>>>>>

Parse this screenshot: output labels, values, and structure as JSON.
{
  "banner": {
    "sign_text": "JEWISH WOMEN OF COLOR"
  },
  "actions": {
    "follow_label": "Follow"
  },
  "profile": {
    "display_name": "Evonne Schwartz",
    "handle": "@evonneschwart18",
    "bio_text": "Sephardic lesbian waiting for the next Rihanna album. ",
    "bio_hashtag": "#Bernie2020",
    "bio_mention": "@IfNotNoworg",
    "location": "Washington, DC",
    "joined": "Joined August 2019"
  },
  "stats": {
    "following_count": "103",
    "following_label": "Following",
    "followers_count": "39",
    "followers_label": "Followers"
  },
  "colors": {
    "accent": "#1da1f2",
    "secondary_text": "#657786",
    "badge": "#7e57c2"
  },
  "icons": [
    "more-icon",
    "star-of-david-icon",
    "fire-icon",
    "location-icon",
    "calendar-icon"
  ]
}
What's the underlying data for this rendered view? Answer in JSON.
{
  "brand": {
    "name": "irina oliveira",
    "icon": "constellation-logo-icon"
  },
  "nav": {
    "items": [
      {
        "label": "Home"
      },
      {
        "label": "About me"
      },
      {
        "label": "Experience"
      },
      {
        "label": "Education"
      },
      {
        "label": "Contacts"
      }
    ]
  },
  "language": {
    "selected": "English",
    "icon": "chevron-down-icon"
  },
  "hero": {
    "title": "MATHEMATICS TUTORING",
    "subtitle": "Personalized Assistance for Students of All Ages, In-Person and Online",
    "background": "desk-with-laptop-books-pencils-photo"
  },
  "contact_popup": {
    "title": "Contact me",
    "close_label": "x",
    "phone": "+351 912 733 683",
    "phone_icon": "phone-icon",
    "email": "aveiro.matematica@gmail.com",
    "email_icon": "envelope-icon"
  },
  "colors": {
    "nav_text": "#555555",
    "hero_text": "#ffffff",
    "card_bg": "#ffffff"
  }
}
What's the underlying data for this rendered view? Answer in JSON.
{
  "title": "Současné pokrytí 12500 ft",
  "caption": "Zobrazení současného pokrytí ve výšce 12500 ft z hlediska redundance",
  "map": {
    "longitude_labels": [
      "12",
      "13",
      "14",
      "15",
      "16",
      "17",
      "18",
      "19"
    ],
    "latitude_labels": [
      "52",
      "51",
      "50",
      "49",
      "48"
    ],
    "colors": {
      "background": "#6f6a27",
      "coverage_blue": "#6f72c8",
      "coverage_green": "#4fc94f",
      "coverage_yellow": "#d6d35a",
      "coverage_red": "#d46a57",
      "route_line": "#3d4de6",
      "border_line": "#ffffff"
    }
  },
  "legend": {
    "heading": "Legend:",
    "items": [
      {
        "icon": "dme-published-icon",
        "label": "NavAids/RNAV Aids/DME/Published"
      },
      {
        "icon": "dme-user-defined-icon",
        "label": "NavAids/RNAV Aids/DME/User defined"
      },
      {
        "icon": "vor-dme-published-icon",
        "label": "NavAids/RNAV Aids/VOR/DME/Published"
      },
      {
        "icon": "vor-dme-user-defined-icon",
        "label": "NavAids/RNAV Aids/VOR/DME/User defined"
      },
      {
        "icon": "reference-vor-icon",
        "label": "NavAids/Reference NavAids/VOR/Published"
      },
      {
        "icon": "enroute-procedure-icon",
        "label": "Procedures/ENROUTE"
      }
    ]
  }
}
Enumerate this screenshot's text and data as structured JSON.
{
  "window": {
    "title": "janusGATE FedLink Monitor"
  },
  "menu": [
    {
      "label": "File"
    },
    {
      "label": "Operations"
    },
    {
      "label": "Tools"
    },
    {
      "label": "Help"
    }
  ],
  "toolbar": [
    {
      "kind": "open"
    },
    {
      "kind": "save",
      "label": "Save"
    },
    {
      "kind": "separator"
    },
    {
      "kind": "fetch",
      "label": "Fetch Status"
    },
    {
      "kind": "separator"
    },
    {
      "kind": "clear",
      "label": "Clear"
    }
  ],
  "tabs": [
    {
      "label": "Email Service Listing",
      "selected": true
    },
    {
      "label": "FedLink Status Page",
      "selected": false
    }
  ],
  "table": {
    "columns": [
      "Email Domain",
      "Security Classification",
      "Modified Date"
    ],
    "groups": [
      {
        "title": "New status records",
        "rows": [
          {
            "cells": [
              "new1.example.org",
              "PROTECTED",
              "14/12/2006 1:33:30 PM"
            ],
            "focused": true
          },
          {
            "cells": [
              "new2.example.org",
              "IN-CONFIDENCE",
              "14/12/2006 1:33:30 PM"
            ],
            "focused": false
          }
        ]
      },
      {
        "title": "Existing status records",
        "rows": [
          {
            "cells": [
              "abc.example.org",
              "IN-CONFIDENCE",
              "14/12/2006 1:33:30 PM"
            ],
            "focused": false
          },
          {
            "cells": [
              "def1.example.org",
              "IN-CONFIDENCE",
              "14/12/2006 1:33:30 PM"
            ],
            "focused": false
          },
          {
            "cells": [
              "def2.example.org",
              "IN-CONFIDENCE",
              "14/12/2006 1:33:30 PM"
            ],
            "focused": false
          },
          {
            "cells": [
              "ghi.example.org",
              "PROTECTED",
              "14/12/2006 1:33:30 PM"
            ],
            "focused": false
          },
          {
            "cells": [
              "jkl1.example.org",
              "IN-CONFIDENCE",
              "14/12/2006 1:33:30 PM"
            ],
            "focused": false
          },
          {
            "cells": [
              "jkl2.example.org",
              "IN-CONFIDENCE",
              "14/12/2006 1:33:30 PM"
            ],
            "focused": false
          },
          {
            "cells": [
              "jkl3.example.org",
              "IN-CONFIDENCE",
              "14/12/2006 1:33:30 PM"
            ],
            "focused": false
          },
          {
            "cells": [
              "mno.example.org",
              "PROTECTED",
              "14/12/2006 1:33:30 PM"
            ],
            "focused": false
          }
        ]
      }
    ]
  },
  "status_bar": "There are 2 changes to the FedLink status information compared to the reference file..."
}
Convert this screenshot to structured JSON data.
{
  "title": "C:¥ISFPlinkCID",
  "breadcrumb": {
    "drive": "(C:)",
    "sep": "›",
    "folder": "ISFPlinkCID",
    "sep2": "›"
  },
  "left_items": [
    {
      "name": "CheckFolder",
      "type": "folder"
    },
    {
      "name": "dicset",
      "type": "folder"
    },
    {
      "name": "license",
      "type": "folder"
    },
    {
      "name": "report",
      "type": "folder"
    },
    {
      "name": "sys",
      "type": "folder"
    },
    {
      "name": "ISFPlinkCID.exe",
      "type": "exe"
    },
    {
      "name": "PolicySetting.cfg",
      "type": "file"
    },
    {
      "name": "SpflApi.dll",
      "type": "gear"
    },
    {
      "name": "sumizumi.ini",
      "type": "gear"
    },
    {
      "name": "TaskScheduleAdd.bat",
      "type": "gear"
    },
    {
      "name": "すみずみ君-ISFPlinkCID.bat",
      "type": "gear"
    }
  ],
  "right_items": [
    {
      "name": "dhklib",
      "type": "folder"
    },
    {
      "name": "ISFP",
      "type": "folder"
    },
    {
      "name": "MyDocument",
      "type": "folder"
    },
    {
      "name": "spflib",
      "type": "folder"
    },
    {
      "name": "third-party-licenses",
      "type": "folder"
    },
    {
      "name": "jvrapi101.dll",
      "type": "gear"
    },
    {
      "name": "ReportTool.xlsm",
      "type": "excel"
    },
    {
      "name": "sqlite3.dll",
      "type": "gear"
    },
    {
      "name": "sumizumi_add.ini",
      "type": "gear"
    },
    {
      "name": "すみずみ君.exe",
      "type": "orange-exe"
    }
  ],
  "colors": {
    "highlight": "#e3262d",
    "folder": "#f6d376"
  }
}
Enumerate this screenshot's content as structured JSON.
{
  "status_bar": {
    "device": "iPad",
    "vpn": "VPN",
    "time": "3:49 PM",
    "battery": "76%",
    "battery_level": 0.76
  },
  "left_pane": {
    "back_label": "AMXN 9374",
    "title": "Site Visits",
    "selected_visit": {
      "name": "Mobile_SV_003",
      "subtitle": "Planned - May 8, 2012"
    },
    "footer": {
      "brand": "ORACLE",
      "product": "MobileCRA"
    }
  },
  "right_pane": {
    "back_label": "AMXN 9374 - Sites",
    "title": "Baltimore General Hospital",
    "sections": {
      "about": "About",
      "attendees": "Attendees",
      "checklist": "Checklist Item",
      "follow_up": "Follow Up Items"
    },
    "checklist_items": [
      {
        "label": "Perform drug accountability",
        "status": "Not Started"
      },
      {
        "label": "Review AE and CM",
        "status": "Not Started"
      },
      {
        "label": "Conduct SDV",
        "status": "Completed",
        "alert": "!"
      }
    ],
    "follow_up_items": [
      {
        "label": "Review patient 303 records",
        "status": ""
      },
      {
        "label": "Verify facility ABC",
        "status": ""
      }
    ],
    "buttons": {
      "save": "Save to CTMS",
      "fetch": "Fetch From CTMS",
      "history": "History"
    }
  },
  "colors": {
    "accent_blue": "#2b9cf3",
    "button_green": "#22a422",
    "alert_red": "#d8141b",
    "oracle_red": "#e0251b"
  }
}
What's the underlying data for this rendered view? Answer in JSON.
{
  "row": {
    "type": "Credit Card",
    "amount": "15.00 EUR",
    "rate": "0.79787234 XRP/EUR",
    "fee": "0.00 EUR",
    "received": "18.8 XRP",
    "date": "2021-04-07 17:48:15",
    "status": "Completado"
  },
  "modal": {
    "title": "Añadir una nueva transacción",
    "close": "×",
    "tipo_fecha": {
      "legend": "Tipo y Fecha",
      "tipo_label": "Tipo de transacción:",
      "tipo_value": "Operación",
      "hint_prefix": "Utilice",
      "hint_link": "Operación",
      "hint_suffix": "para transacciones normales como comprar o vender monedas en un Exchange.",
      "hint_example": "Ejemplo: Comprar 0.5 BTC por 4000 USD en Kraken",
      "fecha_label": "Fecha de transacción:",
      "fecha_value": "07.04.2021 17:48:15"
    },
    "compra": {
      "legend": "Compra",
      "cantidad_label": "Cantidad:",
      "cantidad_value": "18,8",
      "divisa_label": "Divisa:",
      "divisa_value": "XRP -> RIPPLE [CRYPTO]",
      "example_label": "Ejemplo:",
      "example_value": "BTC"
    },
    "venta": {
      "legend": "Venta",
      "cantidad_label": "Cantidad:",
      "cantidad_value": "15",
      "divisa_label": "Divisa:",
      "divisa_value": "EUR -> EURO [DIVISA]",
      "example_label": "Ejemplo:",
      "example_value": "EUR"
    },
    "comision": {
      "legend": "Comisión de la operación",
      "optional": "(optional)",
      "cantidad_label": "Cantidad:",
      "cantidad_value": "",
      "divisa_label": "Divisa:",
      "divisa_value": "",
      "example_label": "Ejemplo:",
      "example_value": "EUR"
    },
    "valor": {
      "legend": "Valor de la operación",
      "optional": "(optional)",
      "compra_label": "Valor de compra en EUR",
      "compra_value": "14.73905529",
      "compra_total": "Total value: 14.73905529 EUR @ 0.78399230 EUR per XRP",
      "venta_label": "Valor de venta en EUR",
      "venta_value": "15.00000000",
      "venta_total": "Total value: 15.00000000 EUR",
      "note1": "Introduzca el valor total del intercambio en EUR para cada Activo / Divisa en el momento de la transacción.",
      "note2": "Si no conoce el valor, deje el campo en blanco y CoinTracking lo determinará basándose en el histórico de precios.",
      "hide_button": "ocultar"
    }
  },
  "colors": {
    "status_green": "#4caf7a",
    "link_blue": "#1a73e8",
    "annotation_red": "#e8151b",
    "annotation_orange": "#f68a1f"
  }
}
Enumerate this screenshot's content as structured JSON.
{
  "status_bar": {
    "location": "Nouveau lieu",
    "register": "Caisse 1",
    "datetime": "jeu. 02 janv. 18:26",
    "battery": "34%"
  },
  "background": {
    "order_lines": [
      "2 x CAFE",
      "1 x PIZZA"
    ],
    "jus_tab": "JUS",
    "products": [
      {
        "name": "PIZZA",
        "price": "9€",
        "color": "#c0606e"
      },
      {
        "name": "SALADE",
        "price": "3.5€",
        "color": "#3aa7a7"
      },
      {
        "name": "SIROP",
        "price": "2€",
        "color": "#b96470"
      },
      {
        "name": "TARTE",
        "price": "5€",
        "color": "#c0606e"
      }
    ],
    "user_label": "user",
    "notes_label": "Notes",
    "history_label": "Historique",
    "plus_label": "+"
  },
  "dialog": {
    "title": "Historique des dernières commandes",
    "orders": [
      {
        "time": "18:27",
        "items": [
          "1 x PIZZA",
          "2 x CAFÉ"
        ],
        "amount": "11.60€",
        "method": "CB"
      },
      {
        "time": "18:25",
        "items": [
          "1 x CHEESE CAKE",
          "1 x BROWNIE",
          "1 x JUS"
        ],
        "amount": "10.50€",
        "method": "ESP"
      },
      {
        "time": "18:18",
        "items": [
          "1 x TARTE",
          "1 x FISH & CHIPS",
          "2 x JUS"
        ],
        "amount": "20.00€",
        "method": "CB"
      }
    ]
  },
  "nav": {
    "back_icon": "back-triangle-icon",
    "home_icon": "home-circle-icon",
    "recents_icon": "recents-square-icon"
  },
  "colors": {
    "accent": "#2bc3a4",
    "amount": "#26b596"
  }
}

<<<<<

- REQUEST -
Only the number is needed: state how many lines in the listing contain "phone".

- TASK RESPONSE -
2